Lines containing the string "Gênes" are to be counted; report the total by itself.

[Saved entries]
»»
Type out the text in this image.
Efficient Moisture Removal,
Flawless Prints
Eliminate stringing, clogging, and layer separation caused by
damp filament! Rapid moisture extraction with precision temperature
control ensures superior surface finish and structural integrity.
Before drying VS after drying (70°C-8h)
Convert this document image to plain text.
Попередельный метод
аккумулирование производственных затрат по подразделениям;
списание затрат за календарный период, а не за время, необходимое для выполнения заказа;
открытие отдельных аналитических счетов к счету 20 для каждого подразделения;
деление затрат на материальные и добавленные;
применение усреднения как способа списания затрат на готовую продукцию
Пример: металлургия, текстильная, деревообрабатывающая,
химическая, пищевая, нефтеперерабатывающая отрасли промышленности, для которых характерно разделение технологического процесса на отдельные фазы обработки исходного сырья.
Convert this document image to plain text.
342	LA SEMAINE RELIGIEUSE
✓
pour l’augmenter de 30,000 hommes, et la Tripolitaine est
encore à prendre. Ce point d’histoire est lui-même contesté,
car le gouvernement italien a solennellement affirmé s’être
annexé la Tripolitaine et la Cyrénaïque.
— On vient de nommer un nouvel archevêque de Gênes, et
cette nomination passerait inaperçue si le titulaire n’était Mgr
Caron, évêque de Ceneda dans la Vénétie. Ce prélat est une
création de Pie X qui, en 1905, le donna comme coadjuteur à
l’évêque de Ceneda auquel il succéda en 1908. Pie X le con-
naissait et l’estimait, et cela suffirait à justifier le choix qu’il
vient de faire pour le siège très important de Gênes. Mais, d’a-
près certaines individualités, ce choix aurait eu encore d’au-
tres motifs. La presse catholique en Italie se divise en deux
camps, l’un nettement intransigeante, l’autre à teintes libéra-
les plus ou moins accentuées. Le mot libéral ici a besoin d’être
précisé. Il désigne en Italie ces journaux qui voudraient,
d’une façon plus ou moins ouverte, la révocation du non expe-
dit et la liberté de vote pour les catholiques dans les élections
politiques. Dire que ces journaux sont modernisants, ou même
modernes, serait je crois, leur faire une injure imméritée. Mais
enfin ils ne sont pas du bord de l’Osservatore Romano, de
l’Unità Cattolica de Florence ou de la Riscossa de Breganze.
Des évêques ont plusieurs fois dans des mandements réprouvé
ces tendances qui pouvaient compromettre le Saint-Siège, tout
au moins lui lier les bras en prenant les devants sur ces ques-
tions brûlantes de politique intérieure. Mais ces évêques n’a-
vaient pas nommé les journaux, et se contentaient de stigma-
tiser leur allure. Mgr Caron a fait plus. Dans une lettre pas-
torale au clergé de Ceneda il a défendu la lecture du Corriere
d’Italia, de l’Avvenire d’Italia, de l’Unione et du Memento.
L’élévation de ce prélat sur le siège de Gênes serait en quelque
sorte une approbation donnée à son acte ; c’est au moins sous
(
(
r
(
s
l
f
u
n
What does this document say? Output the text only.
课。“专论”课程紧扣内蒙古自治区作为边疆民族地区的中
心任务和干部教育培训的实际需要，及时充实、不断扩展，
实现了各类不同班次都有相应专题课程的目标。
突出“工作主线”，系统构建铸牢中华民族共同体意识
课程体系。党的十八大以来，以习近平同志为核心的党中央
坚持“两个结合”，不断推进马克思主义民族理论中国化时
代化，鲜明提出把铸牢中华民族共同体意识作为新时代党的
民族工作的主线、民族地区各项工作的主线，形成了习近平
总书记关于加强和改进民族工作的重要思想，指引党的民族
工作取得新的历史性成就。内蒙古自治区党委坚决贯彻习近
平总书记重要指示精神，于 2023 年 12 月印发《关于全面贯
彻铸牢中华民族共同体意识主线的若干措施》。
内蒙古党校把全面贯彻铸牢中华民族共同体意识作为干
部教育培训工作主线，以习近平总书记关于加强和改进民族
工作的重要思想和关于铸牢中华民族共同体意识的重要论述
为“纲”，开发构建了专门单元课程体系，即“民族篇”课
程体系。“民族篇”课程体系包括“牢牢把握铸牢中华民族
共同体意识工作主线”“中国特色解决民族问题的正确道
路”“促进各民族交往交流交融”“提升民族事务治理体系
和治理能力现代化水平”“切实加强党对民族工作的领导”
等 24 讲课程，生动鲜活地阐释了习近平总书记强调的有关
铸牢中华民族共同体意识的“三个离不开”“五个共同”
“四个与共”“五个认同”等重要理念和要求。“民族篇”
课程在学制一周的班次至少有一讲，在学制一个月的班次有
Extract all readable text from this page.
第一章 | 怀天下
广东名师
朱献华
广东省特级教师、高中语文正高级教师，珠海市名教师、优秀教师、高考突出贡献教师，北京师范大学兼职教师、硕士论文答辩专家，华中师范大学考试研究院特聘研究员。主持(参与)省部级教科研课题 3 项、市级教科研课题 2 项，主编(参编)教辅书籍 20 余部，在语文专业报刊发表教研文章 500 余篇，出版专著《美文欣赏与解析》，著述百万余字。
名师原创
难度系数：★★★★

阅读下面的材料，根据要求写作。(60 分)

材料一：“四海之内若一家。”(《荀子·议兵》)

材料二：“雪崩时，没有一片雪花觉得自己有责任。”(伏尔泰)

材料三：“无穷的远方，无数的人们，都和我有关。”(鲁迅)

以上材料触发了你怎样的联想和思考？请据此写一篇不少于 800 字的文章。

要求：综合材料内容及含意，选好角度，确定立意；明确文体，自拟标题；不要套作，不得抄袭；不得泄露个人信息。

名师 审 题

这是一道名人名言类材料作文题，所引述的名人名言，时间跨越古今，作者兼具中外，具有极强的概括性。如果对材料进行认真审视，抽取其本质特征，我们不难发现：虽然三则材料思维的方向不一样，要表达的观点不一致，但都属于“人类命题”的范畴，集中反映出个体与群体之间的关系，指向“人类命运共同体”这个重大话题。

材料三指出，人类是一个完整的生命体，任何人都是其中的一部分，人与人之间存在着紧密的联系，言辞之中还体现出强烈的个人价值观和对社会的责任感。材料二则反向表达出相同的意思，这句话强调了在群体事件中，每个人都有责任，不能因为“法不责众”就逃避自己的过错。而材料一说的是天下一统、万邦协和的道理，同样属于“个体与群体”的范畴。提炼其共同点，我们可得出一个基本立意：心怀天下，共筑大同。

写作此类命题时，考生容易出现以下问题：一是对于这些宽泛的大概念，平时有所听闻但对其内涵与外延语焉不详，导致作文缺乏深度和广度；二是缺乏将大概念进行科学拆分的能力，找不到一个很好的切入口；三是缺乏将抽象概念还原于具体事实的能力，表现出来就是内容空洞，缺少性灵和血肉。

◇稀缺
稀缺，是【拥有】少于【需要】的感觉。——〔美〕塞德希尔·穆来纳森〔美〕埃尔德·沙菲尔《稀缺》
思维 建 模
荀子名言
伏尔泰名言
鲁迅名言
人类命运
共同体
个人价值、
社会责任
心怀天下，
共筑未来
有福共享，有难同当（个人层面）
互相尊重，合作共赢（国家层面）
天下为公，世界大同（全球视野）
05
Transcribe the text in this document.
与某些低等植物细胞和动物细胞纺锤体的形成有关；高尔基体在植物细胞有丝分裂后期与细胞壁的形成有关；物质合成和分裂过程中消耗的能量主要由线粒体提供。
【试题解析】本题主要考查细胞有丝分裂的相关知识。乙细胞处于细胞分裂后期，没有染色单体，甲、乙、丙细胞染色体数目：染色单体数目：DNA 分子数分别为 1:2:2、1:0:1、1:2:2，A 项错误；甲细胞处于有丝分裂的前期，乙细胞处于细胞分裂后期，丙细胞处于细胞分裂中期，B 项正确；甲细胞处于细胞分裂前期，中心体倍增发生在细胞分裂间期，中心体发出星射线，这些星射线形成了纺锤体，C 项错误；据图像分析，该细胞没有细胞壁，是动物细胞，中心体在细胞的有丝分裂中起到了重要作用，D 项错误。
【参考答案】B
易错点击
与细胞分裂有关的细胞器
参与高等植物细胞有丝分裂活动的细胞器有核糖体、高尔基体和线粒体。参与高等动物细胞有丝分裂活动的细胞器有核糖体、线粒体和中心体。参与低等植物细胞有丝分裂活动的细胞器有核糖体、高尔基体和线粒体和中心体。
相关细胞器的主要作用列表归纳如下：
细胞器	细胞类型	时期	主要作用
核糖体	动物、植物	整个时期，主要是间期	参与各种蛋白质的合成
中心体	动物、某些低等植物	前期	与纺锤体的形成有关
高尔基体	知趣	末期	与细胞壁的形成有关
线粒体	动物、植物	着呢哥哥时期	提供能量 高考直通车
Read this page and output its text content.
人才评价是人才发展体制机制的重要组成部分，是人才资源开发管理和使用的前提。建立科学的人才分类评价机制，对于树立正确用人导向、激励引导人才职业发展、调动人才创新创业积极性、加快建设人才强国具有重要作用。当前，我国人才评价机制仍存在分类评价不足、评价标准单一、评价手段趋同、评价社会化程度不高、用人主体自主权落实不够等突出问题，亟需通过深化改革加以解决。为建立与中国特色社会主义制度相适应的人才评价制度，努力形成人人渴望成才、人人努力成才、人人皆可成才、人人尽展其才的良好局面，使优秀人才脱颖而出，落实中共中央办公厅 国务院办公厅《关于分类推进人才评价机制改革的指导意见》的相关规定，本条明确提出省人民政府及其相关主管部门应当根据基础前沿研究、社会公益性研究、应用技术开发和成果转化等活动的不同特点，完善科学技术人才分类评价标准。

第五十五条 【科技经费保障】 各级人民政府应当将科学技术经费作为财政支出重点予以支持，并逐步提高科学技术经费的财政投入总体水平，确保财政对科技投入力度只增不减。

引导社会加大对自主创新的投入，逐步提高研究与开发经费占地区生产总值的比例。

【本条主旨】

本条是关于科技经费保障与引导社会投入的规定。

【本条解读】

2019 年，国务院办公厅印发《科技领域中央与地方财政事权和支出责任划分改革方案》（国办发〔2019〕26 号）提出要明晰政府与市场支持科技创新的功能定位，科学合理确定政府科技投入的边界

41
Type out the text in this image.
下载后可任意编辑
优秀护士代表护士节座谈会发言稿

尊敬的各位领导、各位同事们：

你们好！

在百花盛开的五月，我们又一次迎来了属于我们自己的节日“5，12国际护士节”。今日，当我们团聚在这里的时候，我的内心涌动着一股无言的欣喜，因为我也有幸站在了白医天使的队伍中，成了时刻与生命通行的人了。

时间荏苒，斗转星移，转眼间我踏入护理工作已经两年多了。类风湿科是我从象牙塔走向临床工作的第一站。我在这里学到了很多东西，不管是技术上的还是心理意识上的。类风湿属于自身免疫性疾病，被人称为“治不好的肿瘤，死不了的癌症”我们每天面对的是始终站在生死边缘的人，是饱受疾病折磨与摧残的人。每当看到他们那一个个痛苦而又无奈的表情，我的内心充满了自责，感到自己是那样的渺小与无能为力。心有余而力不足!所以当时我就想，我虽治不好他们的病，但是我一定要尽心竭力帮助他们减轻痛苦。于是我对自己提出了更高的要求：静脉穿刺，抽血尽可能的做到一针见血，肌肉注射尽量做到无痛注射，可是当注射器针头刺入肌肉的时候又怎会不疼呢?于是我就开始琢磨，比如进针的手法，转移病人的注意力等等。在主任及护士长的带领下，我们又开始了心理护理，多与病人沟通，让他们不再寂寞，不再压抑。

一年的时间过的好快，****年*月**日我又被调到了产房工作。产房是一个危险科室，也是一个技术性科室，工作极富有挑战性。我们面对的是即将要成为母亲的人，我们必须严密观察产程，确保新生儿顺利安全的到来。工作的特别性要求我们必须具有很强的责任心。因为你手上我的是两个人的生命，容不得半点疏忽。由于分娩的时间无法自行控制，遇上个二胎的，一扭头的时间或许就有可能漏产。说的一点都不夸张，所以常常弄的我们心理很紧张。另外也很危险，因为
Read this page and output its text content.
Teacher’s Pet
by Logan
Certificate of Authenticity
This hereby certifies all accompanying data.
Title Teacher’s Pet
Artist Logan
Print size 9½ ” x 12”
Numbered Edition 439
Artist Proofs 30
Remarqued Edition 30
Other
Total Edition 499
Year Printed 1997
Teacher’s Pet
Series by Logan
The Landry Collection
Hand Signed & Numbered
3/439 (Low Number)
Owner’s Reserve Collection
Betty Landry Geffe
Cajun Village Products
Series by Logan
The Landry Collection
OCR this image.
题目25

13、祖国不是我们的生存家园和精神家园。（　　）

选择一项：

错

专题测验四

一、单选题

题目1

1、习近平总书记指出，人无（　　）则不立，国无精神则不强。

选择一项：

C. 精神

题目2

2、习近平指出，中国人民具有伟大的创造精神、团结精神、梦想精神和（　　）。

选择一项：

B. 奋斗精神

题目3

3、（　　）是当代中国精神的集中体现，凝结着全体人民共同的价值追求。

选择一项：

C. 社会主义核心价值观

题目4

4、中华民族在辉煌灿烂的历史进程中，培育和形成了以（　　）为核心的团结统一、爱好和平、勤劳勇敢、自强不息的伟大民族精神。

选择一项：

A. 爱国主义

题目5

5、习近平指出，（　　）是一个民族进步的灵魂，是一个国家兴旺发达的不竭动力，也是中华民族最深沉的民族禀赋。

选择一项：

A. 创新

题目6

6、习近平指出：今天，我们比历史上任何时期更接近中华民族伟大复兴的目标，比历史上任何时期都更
««
* SOLUTION FOR THIS EXERCISE
3